> _WHAT IS NEEDED_
Restate each line word for word. Leave out every picture.

> _RECORD LIST_
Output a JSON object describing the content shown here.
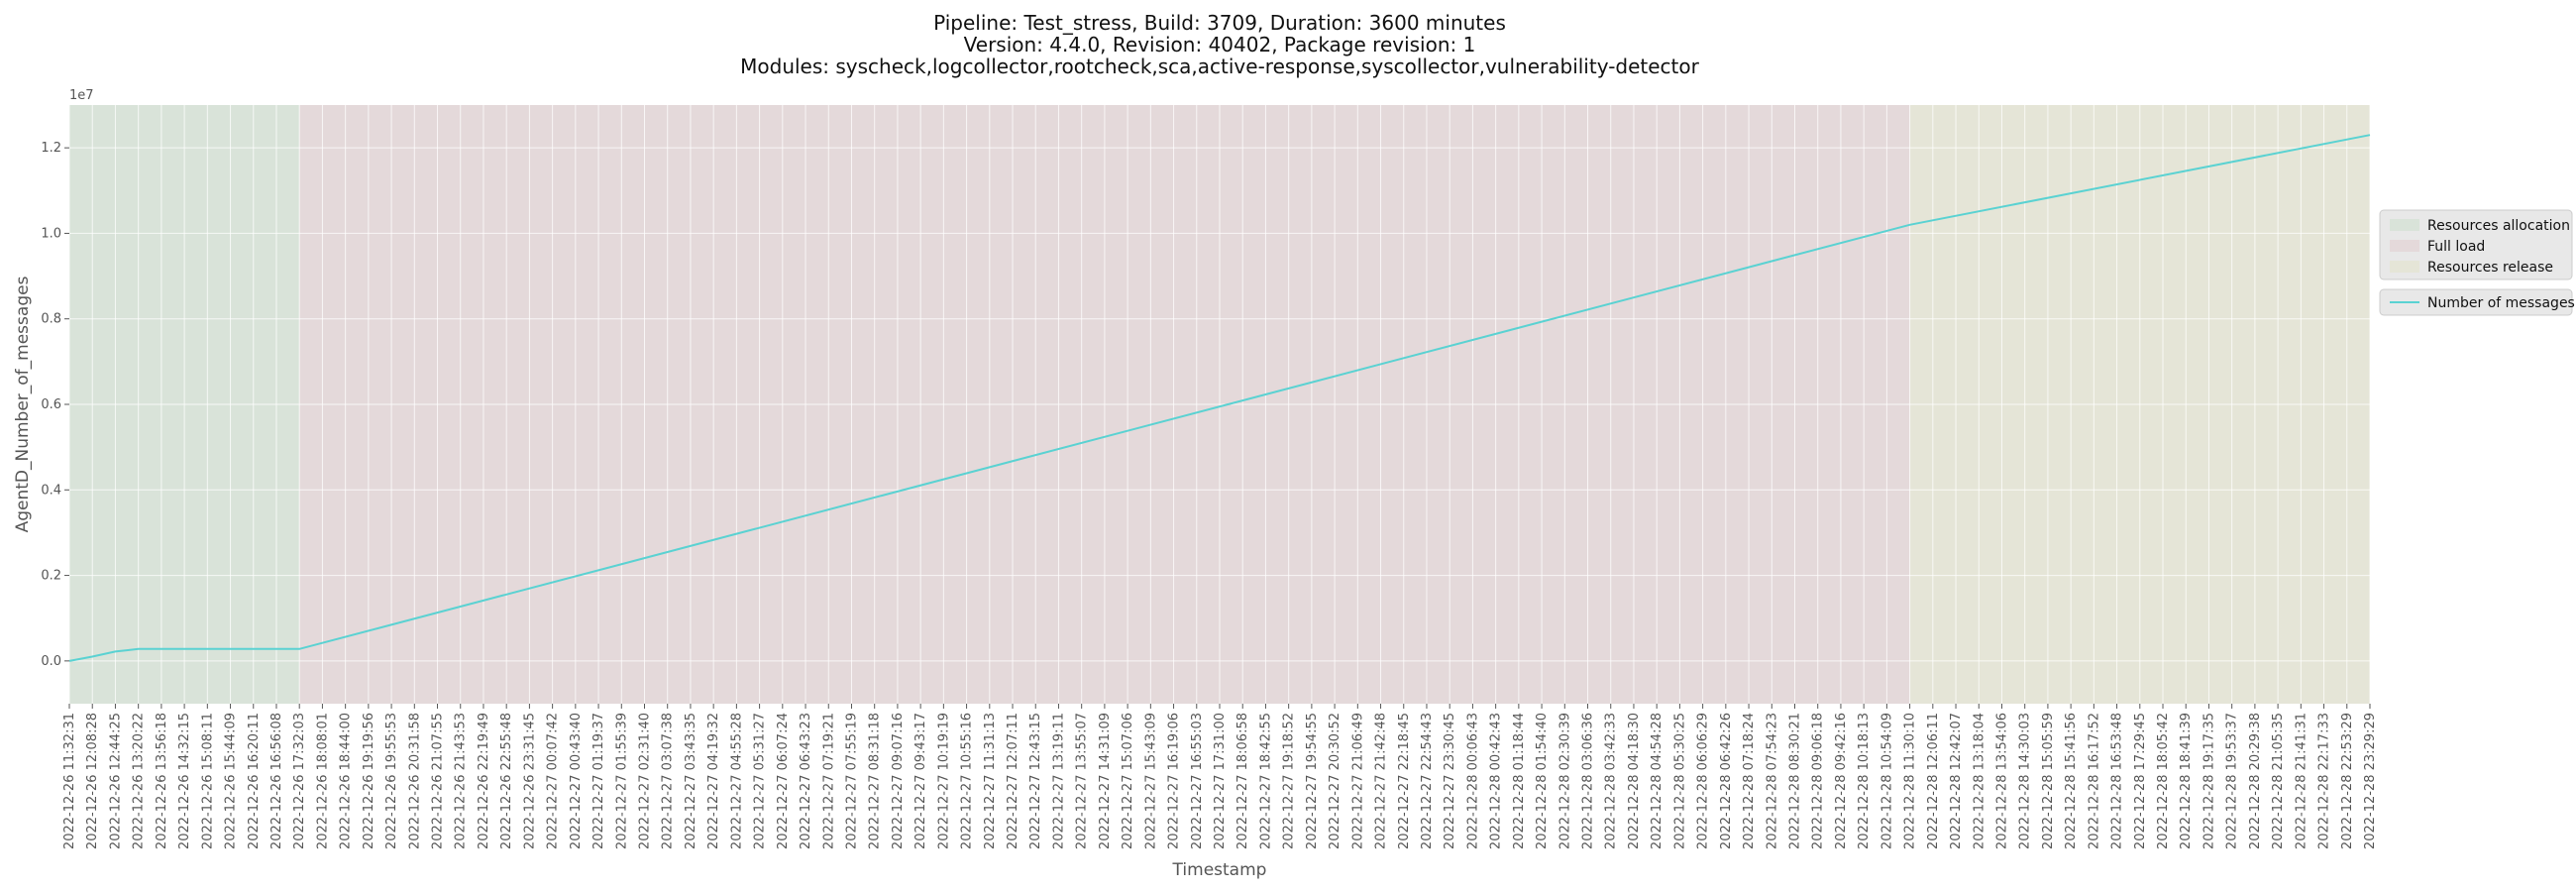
{
  "chart_data": {
    "type": "line",
    "title_lines": [
      "Pipeline: Test_stress, Build: 3709, Duration: 3600 minutes",
      "Version: 4.4.0, Revision: 40402, Package revision: 1",
      "Modules: syscheck,logcollector,rootcheck,sca,active-response,syscollector,vulnerability-detector"
    ],
    "xlabel": "Timestamp",
    "ylabel": "AgentD_Number_of_messages",
    "y_offset_label": "1e7",
    "ylim": [
      -0.1,
      1.3
    ],
    "yticks": [
      0.0,
      0.2,
      0.4,
      0.6,
      0.8,
      1.0,
      1.2
    ],
    "ytick_labels": [
      "0.0",
      "0.2",
      "0.4",
      "0.6",
      "0.8",
      "1.0",
      "1.2"
    ],
    "grid": true,
    "legend_position": "right",
    "x_tick_labels": [
      "2022-12-26 11:32:31",
      "2022-12-26 12:08:28",
      "2022-12-26 12:44:25",
      "2022-12-26 13:20:22",
      "2022-12-26 13:56:18",
      "2022-12-26 14:32:15",
      "2022-12-26 15:08:11",
      "2022-12-26 15:44:09",
      "2022-12-26 16:20:11",
      "2022-12-26 16:56:08",
      "2022-12-26 17:32:03",
      "2022-12-26 18:08:01",
      "2022-12-26 18:44:00",
      "2022-12-26 19:19:56",
      "2022-12-26 19:55:53",
      "2022-12-26 20:31:58",
      "2022-12-26 21:07:55",
      "2022-12-26 21:43:53",
      "2022-12-26 22:19:49",
      "2022-12-26 22:55:48",
      "2022-12-26 23:31:45",
      "2022-12-27 00:07:42",
      "2022-12-27 00:43:40",
      "2022-12-27 01:19:37",
      "2022-12-27 01:55:39",
      "2022-12-27 02:31:40",
      "2022-12-27 03:07:38",
      "2022-12-27 03:43:35",
      "2022-12-27 04:19:32",
      "2022-12-27 04:55:28",
      "2022-12-27 05:31:27",
      "2022-12-27 06:07:24",
      "2022-12-27 06:43:23",
      "2022-12-27 07:19:21",
      "2022-12-27 07:55:19",
      "2022-12-27 08:31:18",
      "2022-12-27 09:07:16",
      "2022-12-27 09:43:17",
      "2022-12-27 10:19:19",
      "2022-12-27 10:55:16",
      "2022-12-27 11:31:13",
      "2022-12-27 12:07:11",
      "2022-12-27 12:43:15",
      "2022-12-27 13:19:11",
      "2022-12-27 13:55:07",
      "2022-12-27 14:31:09",
      "2022-12-27 15:07:06",
      "2022-12-27 15:43:09",
      "2022-12-27 16:19:06",
      "2022-12-27 16:55:03",
      "2022-12-27 17:31:00",
      "2022-12-27 18:06:58",
      "2022-12-27 18:42:55",
      "2022-12-27 19:18:52",
      "2022-12-27 19:54:55",
      "2022-12-27 20:30:52",
      "2022-12-27 21:06:49",
      "2022-12-27 21:42:48",
      "2022-12-27 22:18:45",
      "2022-12-27 22:54:43",
      "2022-12-27 23:30:45",
      "2022-12-28 00:06:43",
      "2022-12-28 00:42:43",
      "2022-12-28 01:18:44",
      "2022-12-28 01:54:40",
      "2022-12-28 02:30:39",
      "2022-12-28 03:06:36",
      "2022-12-28 03:42:33",
      "2022-12-28 04:18:30",
      "2022-12-28 04:54:28",
      "2022-12-28 05:30:25",
      "2022-12-28 06:06:29",
      "2022-12-28 06:42:26",
      "2022-12-28 07:18:24",
      "2022-12-28 07:54:23",
      "2022-12-28 08:30:21",
      "2022-12-28 09:06:18",
      "2022-12-28 09:42:16",
      "2022-12-28 10:18:13",
      "2022-12-28 10:54:09",
      "2022-12-28 11:30:10",
      "2022-12-28 12:06:11",
      "2022-12-28 12:42:07",
      "2022-12-28 13:18:04",
      "2022-12-28 13:54:06",
      "2022-12-28 14:30:03",
      "2022-12-28 15:05:59",
      "2022-12-28 15:41:56",
      "2022-12-28 16:17:52",
      "2022-12-28 16:53:48",
      "2022-12-28 17:29:45",
      "2022-12-28 18:05:42",
      "2022-12-28 18:41:39",
      "2022-12-28 19:17:35",
      "2022-12-28 19:53:37",
      "2022-12-28 20:29:38",
      "2022-12-28 21:05:35",
      "2022-12-28 21:41:31",
      "2022-12-28 22:17:33",
      "2022-12-28 22:53:29",
      "2022-12-28 23:29:29"
    ],
    "phases": [
      {
        "name": "Resources allocation",
        "start": "2022-12-26 11:32:31",
        "end": "2022-12-26 17:32:03",
        "color": "#d9e3d9"
      },
      {
        "name": "Full load",
        "start": "2022-12-26 17:32:03",
        "end": "2022-12-28 11:30:10",
        "color": "#e4d9da"
      },
      {
        "name": "Resources release",
        "start": "2022-12-28 11:30:10",
        "end": "2022-12-28 23:29:29",
        "color": "#e5e5d7"
      }
    ],
    "series": [
      {
        "name": "Number of messages",
        "color": "#5ad2d2",
        "x": [
          "2022-12-26 11:32:31",
          "2022-12-26 12:08:28",
          "2022-12-26 12:44:25",
          "2022-12-26 13:20:22",
          "2022-12-26 17:32:03",
          "2022-12-28 11:30:10",
          "2022-12-28 23:29:29"
        ],
        "y": [
          0.0,
          0.01,
          0.022,
          0.028,
          0.028,
          1.02,
          1.23
        ]
      }
    ]
  }
}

> _FINAL RESULT_
Output a JSON object describing the content shown here.
{
  "chart_data": {
    "type": "line",
    "title_lines": [
      "Pipeline: Test_stress, Build: 3709, Duration: 3600 minutes",
      "Version: 4.4.0, Revision: 40402, Package revision: 1",
      "Modules: syscheck,logcollector,rootcheck,sca,active-response,syscollector,vulnerability-detector"
    ],
    "xlabel": "Timestamp",
    "ylabel": "AgentD_Number_of_messages",
    "y_offset_label": "1e7",
    "ylim": [
      -0.1,
      1.3
    ],
    "yticks": [
      0.0,
      0.2,
      0.4,
      0.6,
      0.8,
      1.0,
      1.2
    ],
    "ytick_labels": [
      "0.0",
      "0.2",
      "0.4",
      "0.6",
      "0.8",
      "1.0",
      "1.2"
    ],
    "grid": true,
    "legend_position": "right",
    "x_tick_labels": [
      "2022-12-26 11:32:31",
      "2022-12-26 12:08:28",
      "2022-12-26 12:44:25",
      "2022-12-26 13:20:22",
      "2022-12-26 13:56:18",
      "2022-12-26 14:32:15",
      "2022-12-26 15:08:11",
      "2022-12-26 15:44:09",
      "2022-12-26 16:20:11",
      "2022-12-26 16:56:08",
      "2022-12-26 17:32:03",
      "2022-12-26 18:08:01",
      "2022-12-26 18:44:00",
      "2022-12-26 19:19:56",
      "2022-12-26 19:55:53",
      "2022-12-26 20:31:58",
      "2022-12-26 21:07:55",
      "2022-12-26 21:43:53",
      "2022-12-26 22:19:49",
      "2022-12-26 22:55:48",
      "2022-12-26 23:31:45",
      "2022-12-27 00:07:42",
      "2022-12-27 00:43:40",
      "2022-12-27 01:19:37",
      "2022-12-27 01:55:39",
      "2022-12-27 02:31:40",
      "2022-12-27 03:07:38",
      "2022-12-27 03:43:35",
      "2022-12-27 04:19:32",
      "2022-12-27 04:55:28",
      "2022-12-27 05:31:27",
      "2022-12-27 06:07:24",
      "2022-12-27 06:43:23",
      "2022-12-27 07:19:21",
      "2022-12-27 07:55:19",
      "2022-12-27 08:31:18",
      "2022-12-27 09:07:16",
      "2022-12-27 09:43:17",
      "2022-12-27 10:19:19",
      "2022-12-27 10:55:16",
      "2022-12-27 11:31:13",
      "2022-12-27 12:07:11",
      "2022-12-27 12:43:15",
      "2022-12-27 13:19:11",
      "2022-12-27 13:55:07",
      "2022-12-27 14:31:09",
      "2022-12-27 15:07:06",
      "2022-12-27 15:43:09",
      "2022-12-27 16:19:06",
      "2022-12-27 16:55:03",
      "2022-12-27 17:31:00",
      "2022-12-27 18:06:58",
      "2022-12-27 18:42:55",
      "2022-12-27 19:18:52",
      "2022-12-27 19:54:55",
      "2022-12-27 20:30:52",
      "2022-12-27 21:06:49",
      "2022-12-27 21:42:48",
      "2022-12-27 22:18:45",
      "2022-12-27 22:54:43",
      "2022-12-27 23:30:45",
      "2022-12-28 00:06:43",
      "2022-12-28 00:42:43",
      "2022-12-28 01:18:44",
      "2022-12-28 01:54:40",
      "2022-12-28 02:30:39",
      "2022-12-28 03:06:36",
      "2022-12-28 03:42:33",
      "2022-12-28 04:18:30",
      "2022-12-28 04:54:28",
      "2022-12-28 05:30:25",
      "2022-12-28 06:06:29",
      "2022-12-28 06:42:26",
      "2022-12-28 07:18:24",
      "2022-12-28 07:54:23",
      "2022-12-28 08:30:21",
      "2022-12-28 09:06:18",
      "2022-12-28 09:42:16",
      "2022-12-28 10:18:13",
      "2022-12-28 10:54:09",
      "2022-12-28 11:30:10",
      "2022-12-28 12:06:11",
      "2022-12-28 12:42:07",
      "2022-12-28 13:18:04",
      "2022-12-28 13:54:06",
      "2022-12-28 14:30:03",
      "2022-12-28 15:05:59",
      "2022-12-28 15:41:56",
      "2022-12-28 16:17:52",
      "2022-12-28 16:53:48",
      "2022-12-28 17:29:45",
      "2022-12-28 18:05:42",
      "2022-12-28 18:41:39",
      "2022-12-28 19:17:35",
      "2022-12-28 19:53:37",
      "2022-12-28 20:29:38",
      "2022-12-28 21:05:35",
      "2022-12-28 21:41:31",
      "2022-12-28 22:17:33",
      "2022-12-28 22:53:29",
      "2022-12-28 23:29:29"
    ],
    "phases": [
      {
        "name": "Resources allocation",
        "start": "2022-12-26 11:32:31",
        "end": "2022-12-26 17:32:03",
        "color": "#d9e3d9"
      },
      {
        "name": "Full load",
        "start": "2022-12-26 17:32:03",
        "end": "2022-12-28 11:30:10",
        "color": "#e4d9da"
      },
      {
        "name": "Resources release",
        "start": "2022-12-28 11:30:10",
        "end": "2022-12-28 23:29:29",
        "color": "#e5e5d7"
      }
    ],
    "series": [
      {
        "name": "Number of messages",
        "color": "#5ad2d2",
        "x": [
          "2022-12-26 11:32:31",
          "2022-12-26 12:08:28",
          "2022-12-26 12:44:25",
          "2022-12-26 13:20:22",
          "2022-12-26 17:32:03",
          "2022-12-28 11:30:10",
          "2022-12-28 23:29:29"
        ],
        "y": [
          0.0,
          0.01,
          0.022,
          0.028,
          0.028,
          1.02,
          1.23
        ]
      }
    ]
  }
}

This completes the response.